Print the records between the lines holding "386, 56, 409]" and "459, 56, 482]", inclusive, reproducing each line verbatim.

+ + +

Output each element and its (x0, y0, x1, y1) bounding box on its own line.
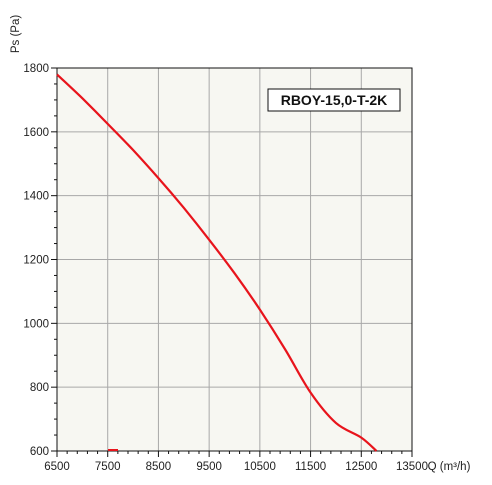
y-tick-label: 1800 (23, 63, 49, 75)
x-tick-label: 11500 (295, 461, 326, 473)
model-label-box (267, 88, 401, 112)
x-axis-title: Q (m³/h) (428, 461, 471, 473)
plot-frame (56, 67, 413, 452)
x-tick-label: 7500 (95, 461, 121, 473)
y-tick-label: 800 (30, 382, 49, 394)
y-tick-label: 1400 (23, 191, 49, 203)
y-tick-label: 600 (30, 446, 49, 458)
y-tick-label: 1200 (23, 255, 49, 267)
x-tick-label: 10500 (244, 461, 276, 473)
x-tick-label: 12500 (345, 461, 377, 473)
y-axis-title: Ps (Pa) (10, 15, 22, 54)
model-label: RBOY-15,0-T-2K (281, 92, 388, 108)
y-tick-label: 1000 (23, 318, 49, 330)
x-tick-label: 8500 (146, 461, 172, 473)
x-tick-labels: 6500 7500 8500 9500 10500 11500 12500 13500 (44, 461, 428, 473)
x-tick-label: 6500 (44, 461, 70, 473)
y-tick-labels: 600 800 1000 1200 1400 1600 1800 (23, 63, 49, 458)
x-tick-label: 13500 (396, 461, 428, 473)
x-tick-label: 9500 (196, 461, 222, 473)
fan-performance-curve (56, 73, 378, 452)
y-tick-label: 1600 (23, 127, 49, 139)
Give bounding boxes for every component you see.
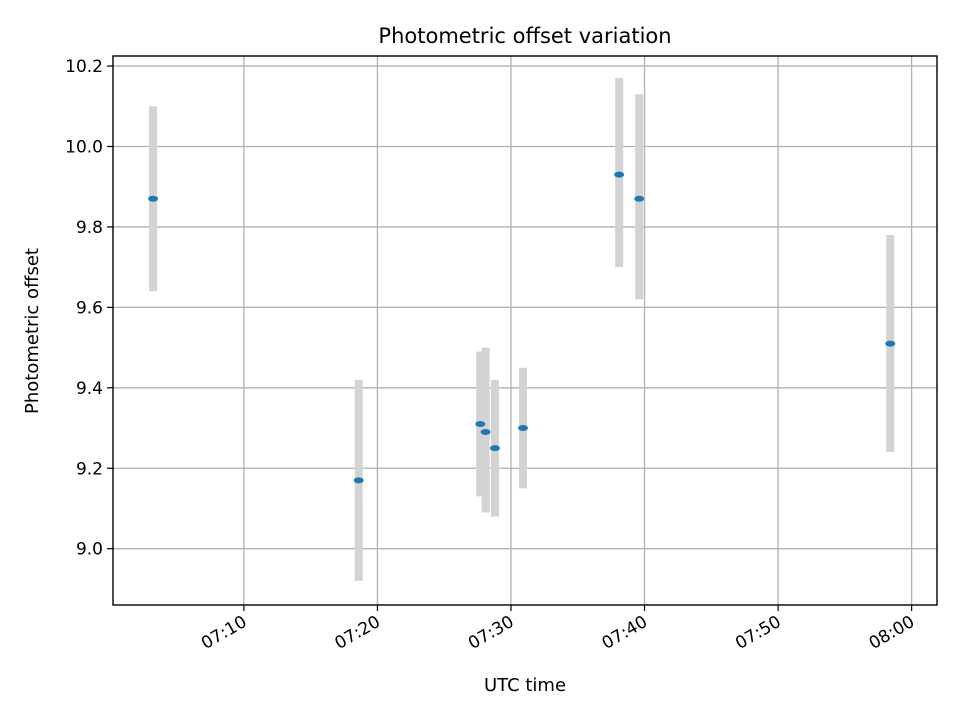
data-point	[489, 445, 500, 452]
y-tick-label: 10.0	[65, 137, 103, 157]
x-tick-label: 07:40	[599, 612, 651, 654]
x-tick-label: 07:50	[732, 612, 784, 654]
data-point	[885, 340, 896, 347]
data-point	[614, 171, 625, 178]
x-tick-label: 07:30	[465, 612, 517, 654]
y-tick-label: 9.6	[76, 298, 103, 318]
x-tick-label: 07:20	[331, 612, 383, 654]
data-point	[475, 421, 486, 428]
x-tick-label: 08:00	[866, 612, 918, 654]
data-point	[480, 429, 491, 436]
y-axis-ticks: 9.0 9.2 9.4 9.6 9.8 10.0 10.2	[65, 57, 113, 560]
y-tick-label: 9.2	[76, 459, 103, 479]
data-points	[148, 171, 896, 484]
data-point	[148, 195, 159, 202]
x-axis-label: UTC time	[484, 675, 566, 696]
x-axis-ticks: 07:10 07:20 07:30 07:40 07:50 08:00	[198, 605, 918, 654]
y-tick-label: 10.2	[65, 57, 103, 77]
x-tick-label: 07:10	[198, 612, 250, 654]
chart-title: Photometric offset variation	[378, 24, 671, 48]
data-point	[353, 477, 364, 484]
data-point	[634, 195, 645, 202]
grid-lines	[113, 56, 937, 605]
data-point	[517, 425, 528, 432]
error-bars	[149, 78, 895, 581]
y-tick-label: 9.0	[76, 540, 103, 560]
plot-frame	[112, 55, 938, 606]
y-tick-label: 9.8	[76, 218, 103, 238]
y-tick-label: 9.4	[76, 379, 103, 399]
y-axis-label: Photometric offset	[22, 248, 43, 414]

+ + +

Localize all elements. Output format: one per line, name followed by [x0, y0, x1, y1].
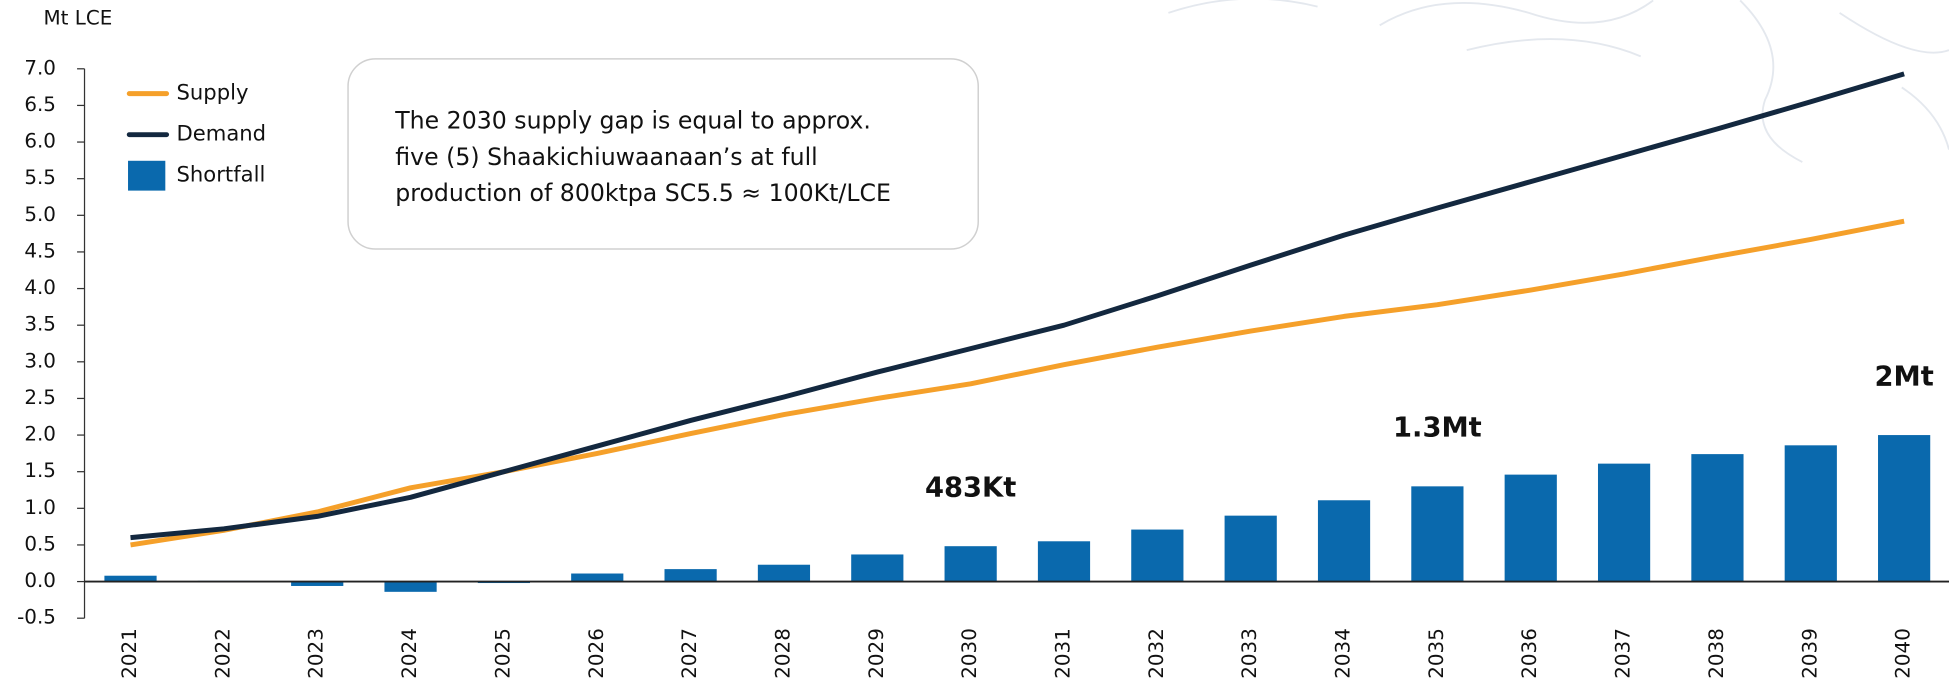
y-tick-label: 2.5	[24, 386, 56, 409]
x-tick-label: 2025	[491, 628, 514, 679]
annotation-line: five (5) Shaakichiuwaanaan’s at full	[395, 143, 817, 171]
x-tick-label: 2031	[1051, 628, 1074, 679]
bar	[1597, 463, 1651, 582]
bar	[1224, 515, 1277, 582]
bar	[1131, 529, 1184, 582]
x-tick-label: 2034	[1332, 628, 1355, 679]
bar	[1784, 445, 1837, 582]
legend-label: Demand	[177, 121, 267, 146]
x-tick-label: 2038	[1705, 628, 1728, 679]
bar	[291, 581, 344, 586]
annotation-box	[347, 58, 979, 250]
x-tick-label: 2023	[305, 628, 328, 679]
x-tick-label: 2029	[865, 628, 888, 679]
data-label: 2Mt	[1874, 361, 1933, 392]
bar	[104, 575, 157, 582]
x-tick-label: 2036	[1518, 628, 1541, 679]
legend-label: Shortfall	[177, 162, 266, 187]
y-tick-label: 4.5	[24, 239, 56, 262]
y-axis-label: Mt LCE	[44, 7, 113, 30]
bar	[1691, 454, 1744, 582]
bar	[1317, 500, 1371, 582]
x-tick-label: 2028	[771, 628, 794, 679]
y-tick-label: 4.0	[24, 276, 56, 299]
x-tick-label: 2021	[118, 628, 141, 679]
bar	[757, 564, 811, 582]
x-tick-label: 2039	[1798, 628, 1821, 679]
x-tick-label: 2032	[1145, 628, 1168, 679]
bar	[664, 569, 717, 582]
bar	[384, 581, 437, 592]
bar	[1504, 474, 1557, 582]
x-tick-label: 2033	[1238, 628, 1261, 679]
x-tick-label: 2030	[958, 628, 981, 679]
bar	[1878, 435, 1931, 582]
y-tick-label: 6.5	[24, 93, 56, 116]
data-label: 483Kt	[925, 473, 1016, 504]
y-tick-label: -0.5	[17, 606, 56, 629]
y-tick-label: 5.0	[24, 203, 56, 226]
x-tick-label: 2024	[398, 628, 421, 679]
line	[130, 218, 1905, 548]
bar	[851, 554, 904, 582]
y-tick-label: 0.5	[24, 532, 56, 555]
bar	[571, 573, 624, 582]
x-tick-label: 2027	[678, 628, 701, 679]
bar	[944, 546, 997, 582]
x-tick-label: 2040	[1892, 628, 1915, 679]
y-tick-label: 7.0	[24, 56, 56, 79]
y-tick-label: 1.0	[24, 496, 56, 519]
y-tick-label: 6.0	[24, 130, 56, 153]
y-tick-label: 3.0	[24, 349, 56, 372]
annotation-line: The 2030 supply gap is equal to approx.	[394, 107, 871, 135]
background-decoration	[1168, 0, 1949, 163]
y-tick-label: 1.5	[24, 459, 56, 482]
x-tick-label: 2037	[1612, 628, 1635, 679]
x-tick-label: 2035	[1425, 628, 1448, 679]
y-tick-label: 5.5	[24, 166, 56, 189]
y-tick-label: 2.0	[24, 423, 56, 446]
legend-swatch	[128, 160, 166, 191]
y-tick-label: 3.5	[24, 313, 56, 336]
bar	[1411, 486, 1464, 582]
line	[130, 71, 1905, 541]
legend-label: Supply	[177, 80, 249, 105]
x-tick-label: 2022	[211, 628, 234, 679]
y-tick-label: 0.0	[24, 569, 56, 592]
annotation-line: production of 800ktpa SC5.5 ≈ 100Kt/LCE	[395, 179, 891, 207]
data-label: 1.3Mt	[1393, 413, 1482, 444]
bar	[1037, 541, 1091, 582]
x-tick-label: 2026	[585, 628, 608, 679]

+ + +

**Final result:**
y-tick-label: 2.5	[24, 386, 56, 409]
x-tick-label: 2025	[491, 628, 514, 679]
annotation-line: five (5) Shaakichiuwaanaan’s at full	[395, 143, 817, 171]
x-tick-label: 2031	[1051, 628, 1074, 679]
bar	[1597, 463, 1651, 582]
bar	[1224, 515, 1277, 582]
bar	[1131, 529, 1184, 582]
x-tick-label: 2034	[1332, 628, 1355, 679]
bar	[1784, 445, 1837, 582]
legend-label: Demand	[177, 121, 267, 146]
x-tick-label: 2038	[1705, 628, 1728, 679]
bar	[291, 581, 344, 586]
annotation-box	[347, 58, 979, 250]
x-tick-label: 2023	[305, 628, 328, 679]
x-tick-label: 2029	[865, 628, 888, 679]
data-label: 2Mt	[1874, 361, 1933, 392]
bar	[104, 575, 157, 582]
x-tick-label: 2036	[1518, 628, 1541, 679]
legend-label: Shortfall	[177, 162, 266, 187]
y-tick-label: 4.5	[24, 239, 56, 262]
y-axis-label: Mt LCE	[44, 7, 113, 30]
bar	[1691, 454, 1744, 582]
bar	[1317, 500, 1371, 582]
x-tick-label: 2028	[771, 628, 794, 679]
y-tick-label: 4.0	[24, 276, 56, 299]
x-tick-label: 2021	[118, 628, 141, 679]
bar	[757, 564, 811, 582]
x-tick-label: 2039	[1798, 628, 1821, 679]
x-tick-label: 2032	[1145, 628, 1168, 679]
bar	[664, 569, 717, 582]
bar	[384, 581, 437, 592]
bar	[1504, 474, 1557, 582]
x-tick-label: 2033	[1238, 628, 1261, 679]
x-tick-label: 2030	[958, 628, 981, 679]
bar	[1878, 435, 1931, 582]
y-tick-label: 6.5	[24, 93, 56, 116]
data-label: 483Kt	[925, 473, 1016, 504]
y-tick-label: -0.5	[17, 606, 56, 629]
y-tick-label: 5.0	[24, 203, 56, 226]
x-tick-label: 2024	[398, 628, 421, 679]
line	[130, 218, 1905, 548]
bar	[851, 554, 904, 582]
y-tick-label: 0.5	[24, 532, 56, 555]
bar	[571, 573, 624, 582]
x-tick-label: 2027	[678, 628, 701, 679]
bar	[944, 546, 997, 582]
x-tick-label: 2040	[1892, 628, 1915, 679]
y-tick-label: 7.0	[24, 56, 56, 79]
y-tick-label: 1.0	[24, 496, 56, 519]
y-tick-label: 6.0	[24, 130, 56, 153]
y-tick-label: 3.0	[24, 349, 56, 372]
annotation-line: The 2030 supply gap is equal to approx.	[394, 107, 871, 135]
background-decoration	[1168, 0, 1949, 163]
y-tick-label: 1.5	[24, 459, 56, 482]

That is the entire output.